* begin *

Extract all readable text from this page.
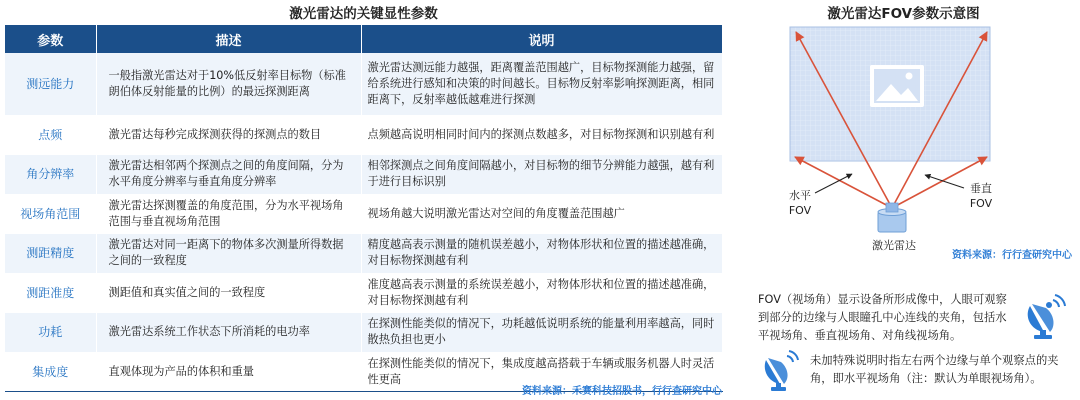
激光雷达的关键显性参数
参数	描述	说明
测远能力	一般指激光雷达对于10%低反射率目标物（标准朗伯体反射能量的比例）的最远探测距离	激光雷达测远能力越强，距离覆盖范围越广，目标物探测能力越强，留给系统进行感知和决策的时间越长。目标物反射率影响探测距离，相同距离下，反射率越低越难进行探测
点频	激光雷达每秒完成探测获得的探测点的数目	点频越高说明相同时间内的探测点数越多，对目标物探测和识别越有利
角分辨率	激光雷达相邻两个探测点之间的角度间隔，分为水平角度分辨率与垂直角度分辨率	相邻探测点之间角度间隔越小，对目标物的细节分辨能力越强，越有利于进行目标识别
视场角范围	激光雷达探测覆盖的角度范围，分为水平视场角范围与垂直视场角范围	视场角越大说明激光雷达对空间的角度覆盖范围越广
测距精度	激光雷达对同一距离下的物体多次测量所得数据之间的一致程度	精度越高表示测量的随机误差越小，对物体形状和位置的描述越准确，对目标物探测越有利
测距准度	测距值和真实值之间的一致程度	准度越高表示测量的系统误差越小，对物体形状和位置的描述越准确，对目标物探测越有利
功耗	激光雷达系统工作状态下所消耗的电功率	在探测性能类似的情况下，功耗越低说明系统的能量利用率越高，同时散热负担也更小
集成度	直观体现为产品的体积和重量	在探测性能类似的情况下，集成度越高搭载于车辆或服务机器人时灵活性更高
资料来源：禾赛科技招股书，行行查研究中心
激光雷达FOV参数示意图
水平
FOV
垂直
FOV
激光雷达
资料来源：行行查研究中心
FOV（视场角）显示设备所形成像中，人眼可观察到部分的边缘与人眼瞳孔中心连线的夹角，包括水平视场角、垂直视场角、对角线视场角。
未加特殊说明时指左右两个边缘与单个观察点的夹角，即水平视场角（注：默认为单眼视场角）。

* end *

Instructions to follow >>
Find the word "对目标物探测越有利" in the data and copy out each line where it turns up.

Answer to this problem >>
测距精度	激光雷达对同一距离下的物体多次测量所得数据之间的一致程度	精度越高表示测量的随机误差越小，对物体形状和位置的描述越准确，对目标物探测越有利
测距准度	测距值和真实值之间的一致程度	准度越高表示测量的系统误差越小，对物体形状和位置的描述越准确，对目标物探测越有利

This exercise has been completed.